*INSTRUCTION:*
Gather from the material every line that contains the string "Stockholm".

Stored records:
-------------------------
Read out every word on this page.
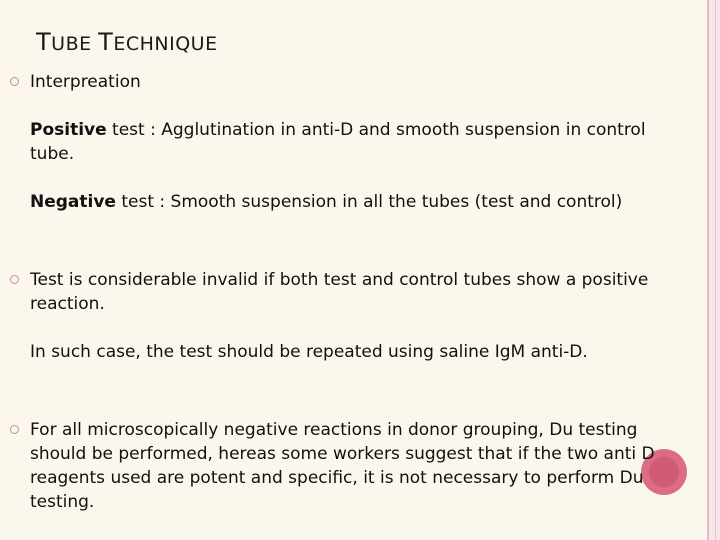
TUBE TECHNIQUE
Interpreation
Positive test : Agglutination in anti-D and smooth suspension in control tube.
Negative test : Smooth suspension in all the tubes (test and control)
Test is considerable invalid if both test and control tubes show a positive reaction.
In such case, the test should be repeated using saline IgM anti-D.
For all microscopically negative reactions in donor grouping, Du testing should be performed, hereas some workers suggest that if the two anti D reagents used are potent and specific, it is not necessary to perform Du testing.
-------------------------
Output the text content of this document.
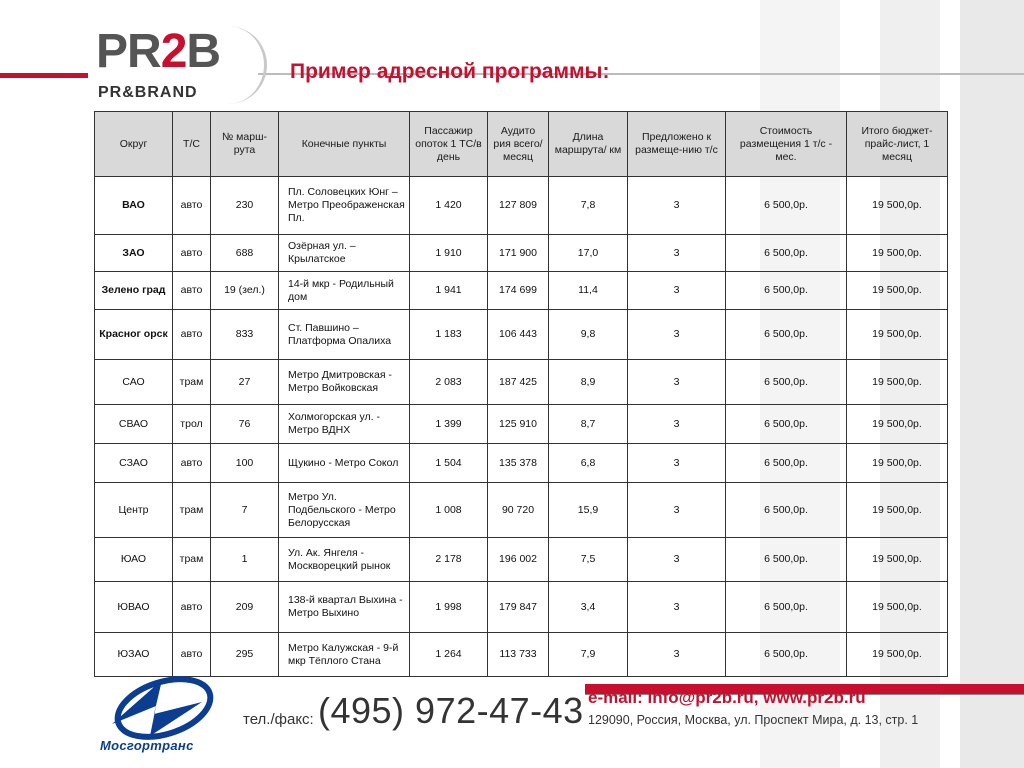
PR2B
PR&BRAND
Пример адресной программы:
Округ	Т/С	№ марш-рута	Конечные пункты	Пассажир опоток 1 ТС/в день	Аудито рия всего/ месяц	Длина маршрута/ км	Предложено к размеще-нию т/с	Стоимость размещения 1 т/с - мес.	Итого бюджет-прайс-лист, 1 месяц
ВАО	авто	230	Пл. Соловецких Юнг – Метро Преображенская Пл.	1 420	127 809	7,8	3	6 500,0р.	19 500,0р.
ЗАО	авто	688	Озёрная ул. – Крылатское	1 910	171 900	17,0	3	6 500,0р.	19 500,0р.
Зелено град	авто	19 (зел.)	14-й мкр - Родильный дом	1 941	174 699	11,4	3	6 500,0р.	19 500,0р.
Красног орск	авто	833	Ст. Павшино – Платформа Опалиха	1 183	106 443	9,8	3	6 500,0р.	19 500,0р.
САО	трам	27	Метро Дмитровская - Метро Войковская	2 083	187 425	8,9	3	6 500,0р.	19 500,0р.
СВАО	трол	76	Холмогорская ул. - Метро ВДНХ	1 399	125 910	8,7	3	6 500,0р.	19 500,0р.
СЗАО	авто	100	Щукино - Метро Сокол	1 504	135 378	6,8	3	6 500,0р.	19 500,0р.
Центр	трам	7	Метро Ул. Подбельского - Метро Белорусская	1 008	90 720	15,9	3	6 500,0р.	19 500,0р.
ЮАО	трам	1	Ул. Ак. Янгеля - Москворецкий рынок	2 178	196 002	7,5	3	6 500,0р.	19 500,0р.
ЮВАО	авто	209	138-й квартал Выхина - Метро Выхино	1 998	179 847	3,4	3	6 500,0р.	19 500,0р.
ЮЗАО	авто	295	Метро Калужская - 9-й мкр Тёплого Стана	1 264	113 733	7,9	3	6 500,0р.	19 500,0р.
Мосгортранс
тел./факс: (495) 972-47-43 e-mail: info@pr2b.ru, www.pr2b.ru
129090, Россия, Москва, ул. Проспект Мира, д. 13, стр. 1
-------------------------
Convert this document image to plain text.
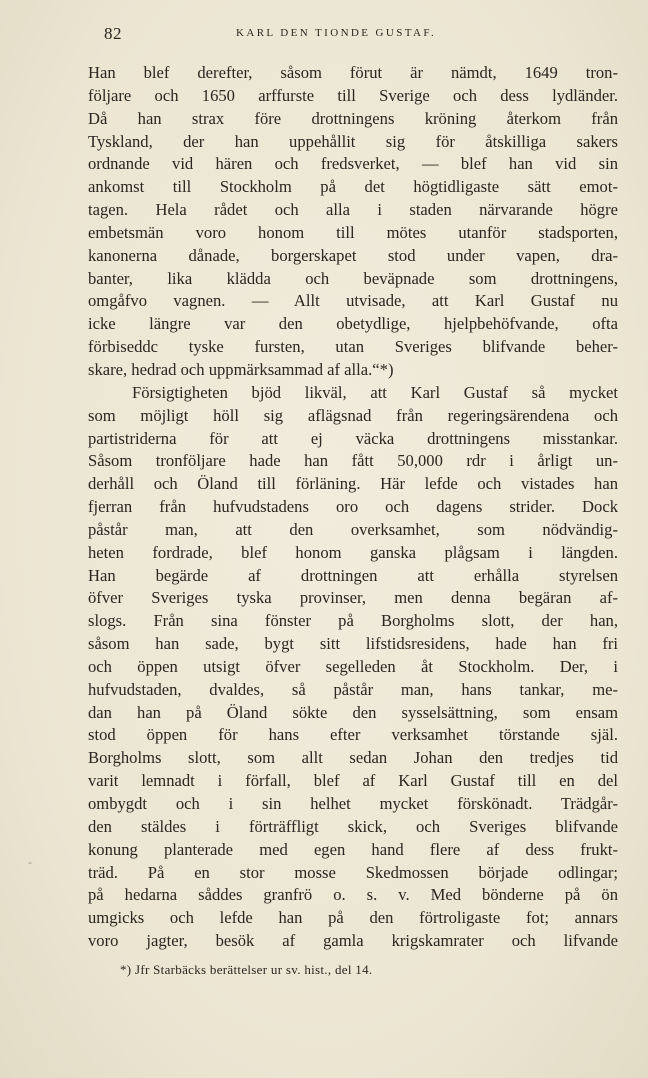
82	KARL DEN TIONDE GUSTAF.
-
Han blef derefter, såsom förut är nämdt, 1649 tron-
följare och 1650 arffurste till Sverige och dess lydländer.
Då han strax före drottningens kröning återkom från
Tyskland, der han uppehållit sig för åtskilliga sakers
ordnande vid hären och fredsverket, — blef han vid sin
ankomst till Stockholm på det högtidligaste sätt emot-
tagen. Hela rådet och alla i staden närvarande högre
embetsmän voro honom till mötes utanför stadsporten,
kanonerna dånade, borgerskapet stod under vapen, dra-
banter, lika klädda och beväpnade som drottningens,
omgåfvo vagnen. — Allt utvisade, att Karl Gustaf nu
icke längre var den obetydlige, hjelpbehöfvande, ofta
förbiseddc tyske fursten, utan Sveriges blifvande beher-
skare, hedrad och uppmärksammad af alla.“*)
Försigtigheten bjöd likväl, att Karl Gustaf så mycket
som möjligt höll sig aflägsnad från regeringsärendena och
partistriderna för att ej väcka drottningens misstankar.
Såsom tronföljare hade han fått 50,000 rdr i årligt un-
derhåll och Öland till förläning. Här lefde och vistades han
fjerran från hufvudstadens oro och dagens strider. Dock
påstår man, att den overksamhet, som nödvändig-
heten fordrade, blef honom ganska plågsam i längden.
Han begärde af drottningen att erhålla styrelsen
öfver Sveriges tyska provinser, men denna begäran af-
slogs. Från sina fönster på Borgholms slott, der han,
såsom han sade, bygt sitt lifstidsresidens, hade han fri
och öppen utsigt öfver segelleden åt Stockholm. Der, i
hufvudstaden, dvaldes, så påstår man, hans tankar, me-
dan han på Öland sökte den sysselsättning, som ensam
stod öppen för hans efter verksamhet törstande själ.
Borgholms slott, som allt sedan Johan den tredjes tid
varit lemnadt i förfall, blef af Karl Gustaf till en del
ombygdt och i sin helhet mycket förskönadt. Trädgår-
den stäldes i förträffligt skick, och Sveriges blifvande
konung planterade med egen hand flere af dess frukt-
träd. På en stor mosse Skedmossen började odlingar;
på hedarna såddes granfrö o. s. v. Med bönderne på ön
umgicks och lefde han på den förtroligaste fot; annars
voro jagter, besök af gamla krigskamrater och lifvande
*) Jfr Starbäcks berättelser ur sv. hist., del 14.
-------------------------
*ANSWER FOR THIS EXERCISE:*
ankomst till Stockholm på det högtidligaste sätt emot-
och öppen utsigt öfver segelleden åt Stockholm. Der, i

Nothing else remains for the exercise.